Collected data
....................

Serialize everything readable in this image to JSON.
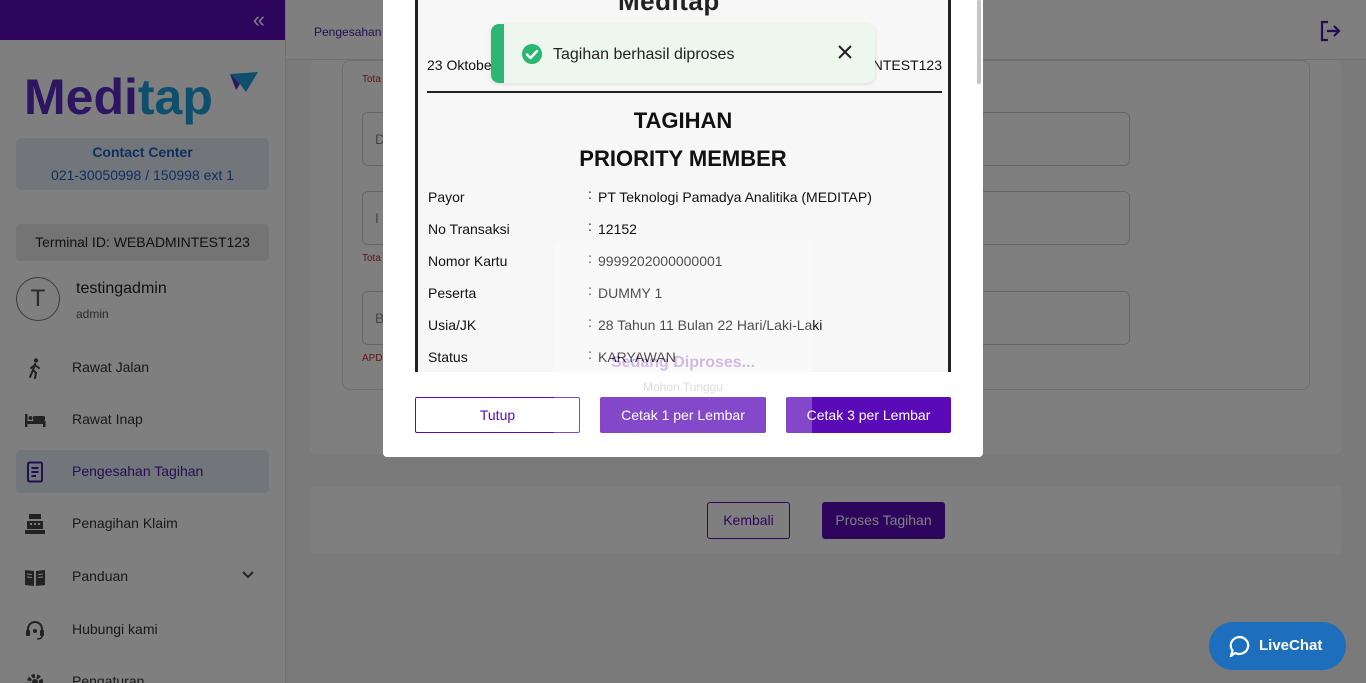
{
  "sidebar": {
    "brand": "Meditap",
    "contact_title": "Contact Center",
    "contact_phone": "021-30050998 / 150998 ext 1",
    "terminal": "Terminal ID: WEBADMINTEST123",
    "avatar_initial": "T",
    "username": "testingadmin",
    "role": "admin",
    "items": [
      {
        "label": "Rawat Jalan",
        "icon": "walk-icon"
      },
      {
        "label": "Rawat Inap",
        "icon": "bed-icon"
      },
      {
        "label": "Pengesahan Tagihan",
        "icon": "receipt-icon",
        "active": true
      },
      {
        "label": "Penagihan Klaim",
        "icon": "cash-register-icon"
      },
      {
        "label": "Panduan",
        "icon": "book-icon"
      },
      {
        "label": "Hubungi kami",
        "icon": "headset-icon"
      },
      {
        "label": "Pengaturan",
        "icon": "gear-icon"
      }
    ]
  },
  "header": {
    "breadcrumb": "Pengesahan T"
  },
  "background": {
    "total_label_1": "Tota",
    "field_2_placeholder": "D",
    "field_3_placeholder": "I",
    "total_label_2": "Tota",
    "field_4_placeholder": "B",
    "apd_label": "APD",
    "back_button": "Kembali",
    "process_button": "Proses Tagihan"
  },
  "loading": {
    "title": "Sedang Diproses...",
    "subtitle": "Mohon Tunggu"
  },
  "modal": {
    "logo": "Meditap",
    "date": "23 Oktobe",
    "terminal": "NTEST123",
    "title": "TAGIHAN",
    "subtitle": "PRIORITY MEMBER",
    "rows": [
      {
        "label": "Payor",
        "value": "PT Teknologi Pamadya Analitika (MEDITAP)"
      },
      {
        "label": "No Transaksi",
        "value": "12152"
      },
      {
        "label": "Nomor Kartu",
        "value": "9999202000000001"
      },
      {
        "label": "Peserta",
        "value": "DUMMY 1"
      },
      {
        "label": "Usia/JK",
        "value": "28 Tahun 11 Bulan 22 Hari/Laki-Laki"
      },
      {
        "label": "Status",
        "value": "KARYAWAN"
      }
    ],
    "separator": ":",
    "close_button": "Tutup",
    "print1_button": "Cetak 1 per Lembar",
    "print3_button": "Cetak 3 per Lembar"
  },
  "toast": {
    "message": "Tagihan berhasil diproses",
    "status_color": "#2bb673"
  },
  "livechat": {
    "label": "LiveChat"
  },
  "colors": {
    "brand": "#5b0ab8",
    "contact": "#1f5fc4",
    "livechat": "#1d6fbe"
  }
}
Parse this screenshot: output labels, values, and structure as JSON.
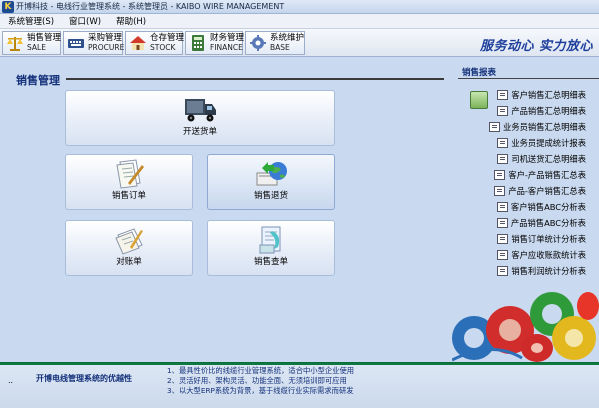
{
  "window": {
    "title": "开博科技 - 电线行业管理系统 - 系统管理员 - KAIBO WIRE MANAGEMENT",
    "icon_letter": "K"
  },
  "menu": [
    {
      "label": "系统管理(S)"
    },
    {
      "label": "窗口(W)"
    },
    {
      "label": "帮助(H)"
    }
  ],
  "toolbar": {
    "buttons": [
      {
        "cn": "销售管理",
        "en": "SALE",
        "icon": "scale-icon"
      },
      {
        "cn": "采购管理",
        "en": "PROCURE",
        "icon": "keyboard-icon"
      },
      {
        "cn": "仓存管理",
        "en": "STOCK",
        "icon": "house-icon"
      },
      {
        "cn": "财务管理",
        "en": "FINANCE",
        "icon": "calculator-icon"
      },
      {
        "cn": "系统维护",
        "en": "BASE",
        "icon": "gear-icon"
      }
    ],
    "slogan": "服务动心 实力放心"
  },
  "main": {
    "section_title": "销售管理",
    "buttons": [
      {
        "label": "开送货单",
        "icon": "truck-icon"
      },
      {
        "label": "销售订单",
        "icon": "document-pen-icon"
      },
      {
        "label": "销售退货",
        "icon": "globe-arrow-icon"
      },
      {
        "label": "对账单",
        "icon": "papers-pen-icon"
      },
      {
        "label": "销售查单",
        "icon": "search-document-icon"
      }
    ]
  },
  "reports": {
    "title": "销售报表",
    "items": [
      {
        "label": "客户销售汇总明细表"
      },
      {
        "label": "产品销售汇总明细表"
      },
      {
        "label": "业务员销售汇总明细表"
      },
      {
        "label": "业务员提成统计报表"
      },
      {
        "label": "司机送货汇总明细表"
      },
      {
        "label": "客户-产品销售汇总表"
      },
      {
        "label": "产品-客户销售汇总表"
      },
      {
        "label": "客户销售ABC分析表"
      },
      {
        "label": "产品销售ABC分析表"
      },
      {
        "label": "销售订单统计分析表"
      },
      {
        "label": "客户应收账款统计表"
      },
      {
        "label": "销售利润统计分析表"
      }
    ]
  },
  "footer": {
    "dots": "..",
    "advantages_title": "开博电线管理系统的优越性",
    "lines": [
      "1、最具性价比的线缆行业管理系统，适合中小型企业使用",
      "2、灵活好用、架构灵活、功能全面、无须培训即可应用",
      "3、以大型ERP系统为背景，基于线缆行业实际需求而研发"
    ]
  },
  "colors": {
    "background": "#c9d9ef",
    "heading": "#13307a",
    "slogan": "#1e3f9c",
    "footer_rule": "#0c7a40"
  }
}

....................

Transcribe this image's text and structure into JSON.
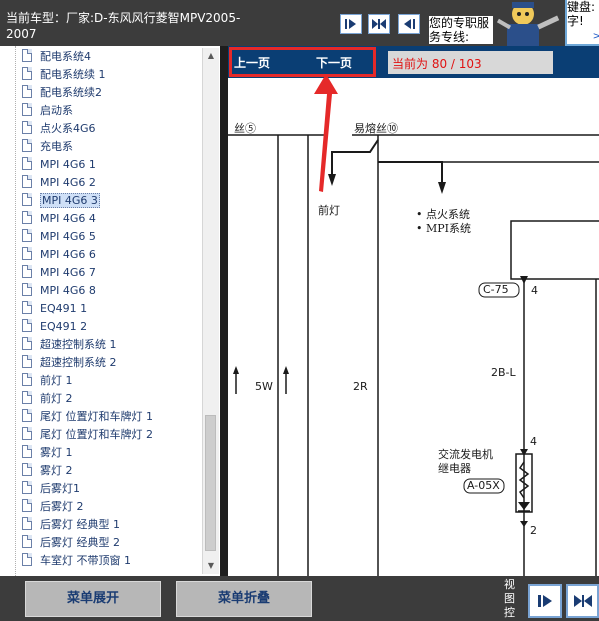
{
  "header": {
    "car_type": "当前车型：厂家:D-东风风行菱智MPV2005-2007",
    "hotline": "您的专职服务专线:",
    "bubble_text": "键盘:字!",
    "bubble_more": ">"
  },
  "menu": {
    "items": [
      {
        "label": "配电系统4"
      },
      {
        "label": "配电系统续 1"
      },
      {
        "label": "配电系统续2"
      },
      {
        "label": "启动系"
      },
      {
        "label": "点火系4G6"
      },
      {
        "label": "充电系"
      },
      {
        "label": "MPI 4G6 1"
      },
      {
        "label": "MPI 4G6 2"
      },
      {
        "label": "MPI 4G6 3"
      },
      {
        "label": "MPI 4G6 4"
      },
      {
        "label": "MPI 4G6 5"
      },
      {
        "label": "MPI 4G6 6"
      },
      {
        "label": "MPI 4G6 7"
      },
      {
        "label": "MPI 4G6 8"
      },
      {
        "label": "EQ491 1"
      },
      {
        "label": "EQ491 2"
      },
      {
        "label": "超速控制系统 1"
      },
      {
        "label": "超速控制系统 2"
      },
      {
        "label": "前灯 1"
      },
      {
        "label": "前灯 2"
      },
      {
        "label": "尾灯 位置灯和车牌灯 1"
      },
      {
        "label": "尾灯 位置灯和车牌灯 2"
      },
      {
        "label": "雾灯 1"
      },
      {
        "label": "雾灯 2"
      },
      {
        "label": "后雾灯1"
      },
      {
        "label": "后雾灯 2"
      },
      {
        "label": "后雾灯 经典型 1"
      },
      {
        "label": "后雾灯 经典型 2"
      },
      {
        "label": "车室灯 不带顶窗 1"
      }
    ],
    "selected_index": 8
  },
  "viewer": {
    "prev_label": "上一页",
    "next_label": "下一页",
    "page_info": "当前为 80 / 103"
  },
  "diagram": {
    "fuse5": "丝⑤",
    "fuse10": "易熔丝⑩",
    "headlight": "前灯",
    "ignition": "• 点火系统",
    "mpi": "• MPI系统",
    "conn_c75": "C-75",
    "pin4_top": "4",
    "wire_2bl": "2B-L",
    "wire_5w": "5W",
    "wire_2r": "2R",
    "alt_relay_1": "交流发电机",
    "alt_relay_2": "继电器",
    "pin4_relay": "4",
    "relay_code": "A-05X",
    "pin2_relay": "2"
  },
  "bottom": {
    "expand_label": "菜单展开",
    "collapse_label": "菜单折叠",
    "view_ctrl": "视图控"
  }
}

....................

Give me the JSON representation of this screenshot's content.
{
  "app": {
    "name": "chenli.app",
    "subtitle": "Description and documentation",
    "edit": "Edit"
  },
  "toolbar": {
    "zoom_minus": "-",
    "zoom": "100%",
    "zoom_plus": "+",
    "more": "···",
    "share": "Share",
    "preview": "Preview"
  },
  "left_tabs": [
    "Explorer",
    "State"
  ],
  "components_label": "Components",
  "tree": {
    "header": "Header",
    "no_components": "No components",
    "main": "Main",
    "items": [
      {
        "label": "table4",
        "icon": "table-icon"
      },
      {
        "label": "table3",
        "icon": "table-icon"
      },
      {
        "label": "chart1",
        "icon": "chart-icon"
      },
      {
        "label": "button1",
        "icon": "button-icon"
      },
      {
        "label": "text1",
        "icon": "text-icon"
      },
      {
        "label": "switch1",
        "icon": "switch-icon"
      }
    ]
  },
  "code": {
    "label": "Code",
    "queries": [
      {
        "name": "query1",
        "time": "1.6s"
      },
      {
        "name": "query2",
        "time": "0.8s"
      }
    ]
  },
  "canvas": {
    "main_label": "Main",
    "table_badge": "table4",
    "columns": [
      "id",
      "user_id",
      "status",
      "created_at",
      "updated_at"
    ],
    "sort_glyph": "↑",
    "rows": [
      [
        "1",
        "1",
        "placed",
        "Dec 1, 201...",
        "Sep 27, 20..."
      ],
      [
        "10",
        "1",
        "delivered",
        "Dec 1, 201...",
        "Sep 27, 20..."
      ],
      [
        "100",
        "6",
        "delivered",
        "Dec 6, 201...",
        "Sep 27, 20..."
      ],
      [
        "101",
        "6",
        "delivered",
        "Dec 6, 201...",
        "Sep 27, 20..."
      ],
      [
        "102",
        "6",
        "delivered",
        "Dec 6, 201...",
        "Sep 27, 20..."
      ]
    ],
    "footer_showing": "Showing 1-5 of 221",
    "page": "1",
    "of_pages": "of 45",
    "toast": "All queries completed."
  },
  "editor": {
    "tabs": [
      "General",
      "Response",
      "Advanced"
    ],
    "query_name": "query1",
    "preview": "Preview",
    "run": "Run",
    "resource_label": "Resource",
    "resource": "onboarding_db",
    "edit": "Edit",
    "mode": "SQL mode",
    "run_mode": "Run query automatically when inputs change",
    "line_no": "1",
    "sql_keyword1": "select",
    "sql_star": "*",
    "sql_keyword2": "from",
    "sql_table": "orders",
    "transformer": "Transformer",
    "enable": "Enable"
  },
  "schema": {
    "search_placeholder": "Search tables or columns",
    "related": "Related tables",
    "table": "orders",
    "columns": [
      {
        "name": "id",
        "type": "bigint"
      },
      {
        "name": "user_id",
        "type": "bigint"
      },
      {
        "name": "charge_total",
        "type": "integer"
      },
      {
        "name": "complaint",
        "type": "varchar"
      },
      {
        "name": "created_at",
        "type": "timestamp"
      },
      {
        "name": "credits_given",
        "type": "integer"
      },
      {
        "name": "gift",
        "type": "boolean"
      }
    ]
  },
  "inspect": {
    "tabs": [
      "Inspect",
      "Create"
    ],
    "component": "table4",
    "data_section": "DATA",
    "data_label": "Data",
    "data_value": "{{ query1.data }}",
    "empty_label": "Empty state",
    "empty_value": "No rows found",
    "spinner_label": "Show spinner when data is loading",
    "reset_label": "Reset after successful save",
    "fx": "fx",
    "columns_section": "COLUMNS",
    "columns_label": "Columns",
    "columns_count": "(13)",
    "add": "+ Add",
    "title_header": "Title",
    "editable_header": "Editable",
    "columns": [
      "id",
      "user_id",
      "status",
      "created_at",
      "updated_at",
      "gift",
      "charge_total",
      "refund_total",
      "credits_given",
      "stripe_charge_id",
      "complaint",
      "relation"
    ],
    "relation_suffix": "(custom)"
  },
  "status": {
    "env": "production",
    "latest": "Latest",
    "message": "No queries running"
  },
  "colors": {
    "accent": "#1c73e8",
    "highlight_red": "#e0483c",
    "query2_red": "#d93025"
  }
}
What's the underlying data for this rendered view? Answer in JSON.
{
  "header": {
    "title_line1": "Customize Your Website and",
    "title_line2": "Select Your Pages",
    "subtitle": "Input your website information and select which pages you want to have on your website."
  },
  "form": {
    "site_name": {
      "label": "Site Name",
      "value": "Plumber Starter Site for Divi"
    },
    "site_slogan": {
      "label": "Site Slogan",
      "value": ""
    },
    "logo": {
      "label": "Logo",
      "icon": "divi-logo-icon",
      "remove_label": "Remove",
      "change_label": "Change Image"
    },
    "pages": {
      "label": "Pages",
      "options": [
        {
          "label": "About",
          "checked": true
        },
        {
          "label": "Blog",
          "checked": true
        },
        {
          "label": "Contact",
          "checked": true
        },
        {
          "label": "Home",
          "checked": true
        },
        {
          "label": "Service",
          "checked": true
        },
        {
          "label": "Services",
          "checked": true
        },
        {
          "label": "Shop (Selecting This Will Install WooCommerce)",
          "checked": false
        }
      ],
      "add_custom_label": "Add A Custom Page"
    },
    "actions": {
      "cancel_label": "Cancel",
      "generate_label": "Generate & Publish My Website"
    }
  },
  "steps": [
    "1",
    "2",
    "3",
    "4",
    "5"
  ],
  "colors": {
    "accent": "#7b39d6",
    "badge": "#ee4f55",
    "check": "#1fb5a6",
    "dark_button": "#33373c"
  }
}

....................

Extract every line that has the string "Pengesahan" in it.

        "label": "Pengesahan Tagihan",
    "breadcrumb": "Pengesahan T"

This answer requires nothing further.